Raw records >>
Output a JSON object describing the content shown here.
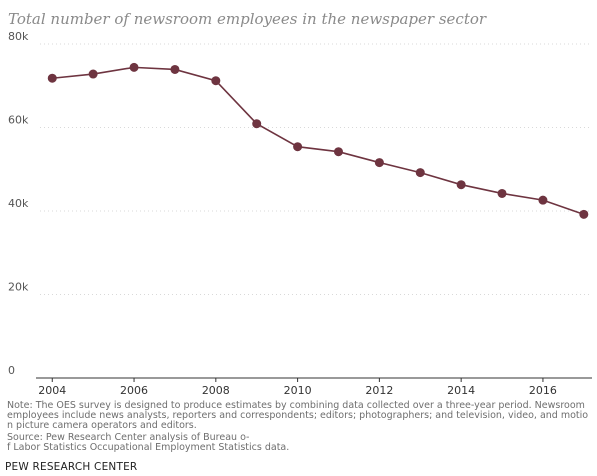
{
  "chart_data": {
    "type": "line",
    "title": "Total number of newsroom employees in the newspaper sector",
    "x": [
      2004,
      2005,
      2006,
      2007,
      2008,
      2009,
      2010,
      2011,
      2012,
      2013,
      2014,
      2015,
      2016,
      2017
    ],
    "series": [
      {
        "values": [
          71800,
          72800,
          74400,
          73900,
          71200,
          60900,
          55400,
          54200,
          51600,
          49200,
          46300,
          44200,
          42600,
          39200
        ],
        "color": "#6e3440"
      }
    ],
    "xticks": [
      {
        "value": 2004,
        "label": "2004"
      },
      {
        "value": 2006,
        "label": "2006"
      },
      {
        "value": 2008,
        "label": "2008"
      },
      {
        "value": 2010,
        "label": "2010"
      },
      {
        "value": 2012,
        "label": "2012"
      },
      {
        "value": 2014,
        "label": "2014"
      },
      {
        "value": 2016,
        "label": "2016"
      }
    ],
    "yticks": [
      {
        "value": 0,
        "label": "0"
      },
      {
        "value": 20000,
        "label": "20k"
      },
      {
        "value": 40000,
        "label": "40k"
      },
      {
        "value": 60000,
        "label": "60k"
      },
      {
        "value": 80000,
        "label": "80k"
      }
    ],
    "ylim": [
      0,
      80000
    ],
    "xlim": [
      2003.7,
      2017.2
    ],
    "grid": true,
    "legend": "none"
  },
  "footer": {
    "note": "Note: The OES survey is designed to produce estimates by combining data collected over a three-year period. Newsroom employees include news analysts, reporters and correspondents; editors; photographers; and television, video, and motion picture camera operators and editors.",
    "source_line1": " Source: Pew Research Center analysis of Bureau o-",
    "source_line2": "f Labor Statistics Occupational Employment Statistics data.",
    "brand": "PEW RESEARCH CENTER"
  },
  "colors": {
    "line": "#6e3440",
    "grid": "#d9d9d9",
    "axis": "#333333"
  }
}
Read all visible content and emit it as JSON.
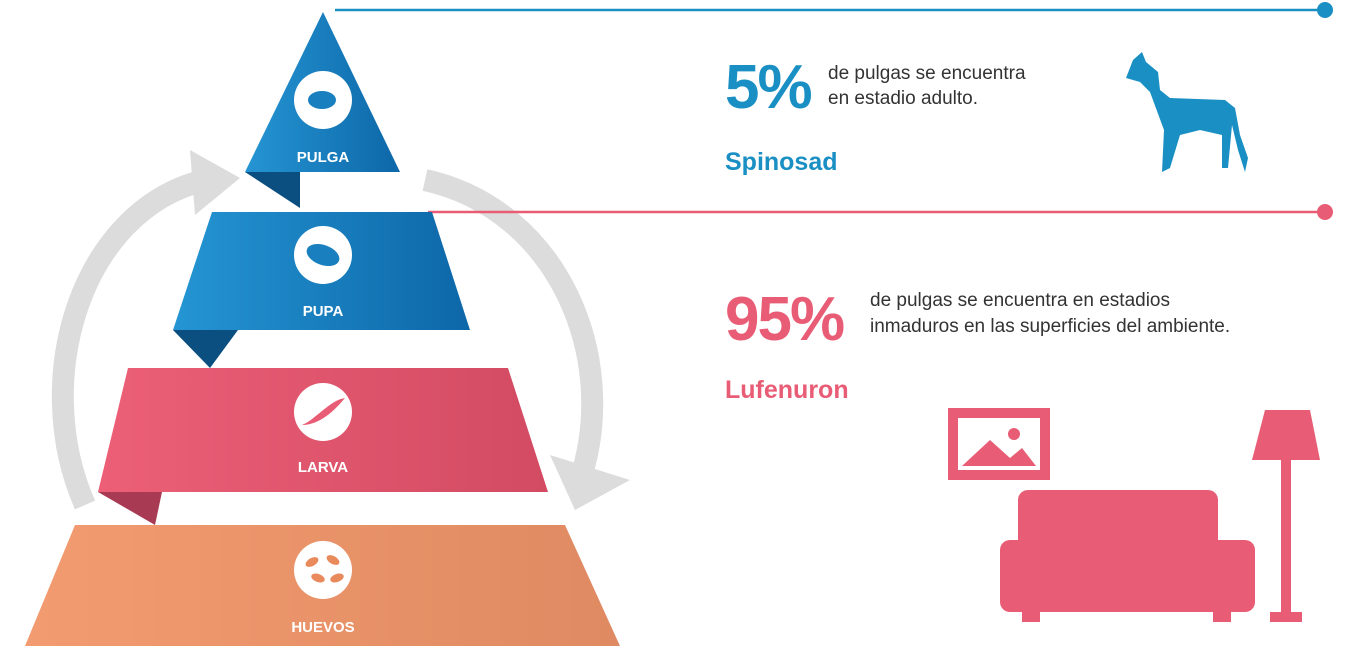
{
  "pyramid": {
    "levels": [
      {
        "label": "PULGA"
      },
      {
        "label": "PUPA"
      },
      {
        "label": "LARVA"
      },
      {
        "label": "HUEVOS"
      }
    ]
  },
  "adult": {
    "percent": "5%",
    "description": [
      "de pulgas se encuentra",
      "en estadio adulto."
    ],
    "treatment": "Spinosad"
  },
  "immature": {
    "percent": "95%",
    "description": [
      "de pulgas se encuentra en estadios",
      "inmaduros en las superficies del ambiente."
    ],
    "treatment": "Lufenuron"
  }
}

WHAT TO PRODUCE >>
Without the images, write out each line of the data verbatim.

COMPLETED TASK >>
Output a JSON object describing the content shown here.
{
  "chart_data": {
    "type": "line",
    "title": "Total number of newsroom employees in the newspaper sector",
    "x": [
      2004,
      2005,
      2006,
      2007,
      2008,
      2009,
      2010,
      2011,
      2012,
      2013,
      2014,
      2015,
      2016,
      2017
    ],
    "series": [
      {
        "values": [
          71800,
          72800,
          74400,
          73900,
          71200,
          60900,
          55400,
          54200,
          51600,
          49200,
          46300,
          44200,
          42600,
          39200
        ],
        "color": "#6e3440"
      }
    ],
    "xticks": [
      {
        "value": 2004,
        "label": "2004"
      },
      {
        "value": 2006,
        "label": "2006"
      },
      {
        "value": 2008,
        "label": "2008"
      },
      {
        "value": 2010,
        "label": "2010"
      },
      {
        "value": 2012,
        "label": "2012"
      },
      {
        "value": 2014,
        "label": "2014"
      },
      {
        "value": 2016,
        "label": "2016"
      }
    ],
    "yticks": [
      {
        "value": 0,
        "label": "0"
      },
      {
        "value": 20000,
        "label": "20k"
      },
      {
        "value": 40000,
        "label": "40k"
      },
      {
        "value": 60000,
        "label": "60k"
      },
      {
        "value": 80000,
        "label": "80k"
      }
    ],
    "ylim": [
      0,
      80000
    ],
    "xlim": [
      2003.7,
      2017.2
    ],
    "grid": true,
    "legend": "none"
  },
  "footer": {
    "note": "Note: The OES survey is designed to produce estimates by combining data collected over a three-year period. Newsroom employees include news analysts, reporters and correspondents; editors; photographers; and television, video, and motion picture camera operators and editors.",
    "source_line1": " Source: Pew Research Center analysis of Bureau o-",
    "source_line2": "f Labor Statistics Occupational Employment Statistics data.",
    "brand": "PEW RESEARCH CENTER"
  },
  "colors": {
    "line": "#6e3440",
    "grid": "#d9d9d9",
    "axis": "#333333"
  }
}
Read all visible content and emit it as JSON.
{
  "pyramid": {
    "levels": [
      {
        "label": "PULGA"
      },
      {
        "label": "PUPA"
      },
      {
        "label": "LARVA"
      },
      {
        "label": "HUEVOS"
      }
    ]
  },
  "adult": {
    "percent": "5%",
    "description": [
      "de pulgas se encuentra",
      "en estadio adulto."
    ],
    "treatment": "Spinosad"
  },
  "immature": {
    "percent": "95%",
    "description": [
      "de pulgas se encuentra en estadios",
      "inmaduros en las superficies del ambiente."
    ],
    "treatment": "Lufenuron"
  }
}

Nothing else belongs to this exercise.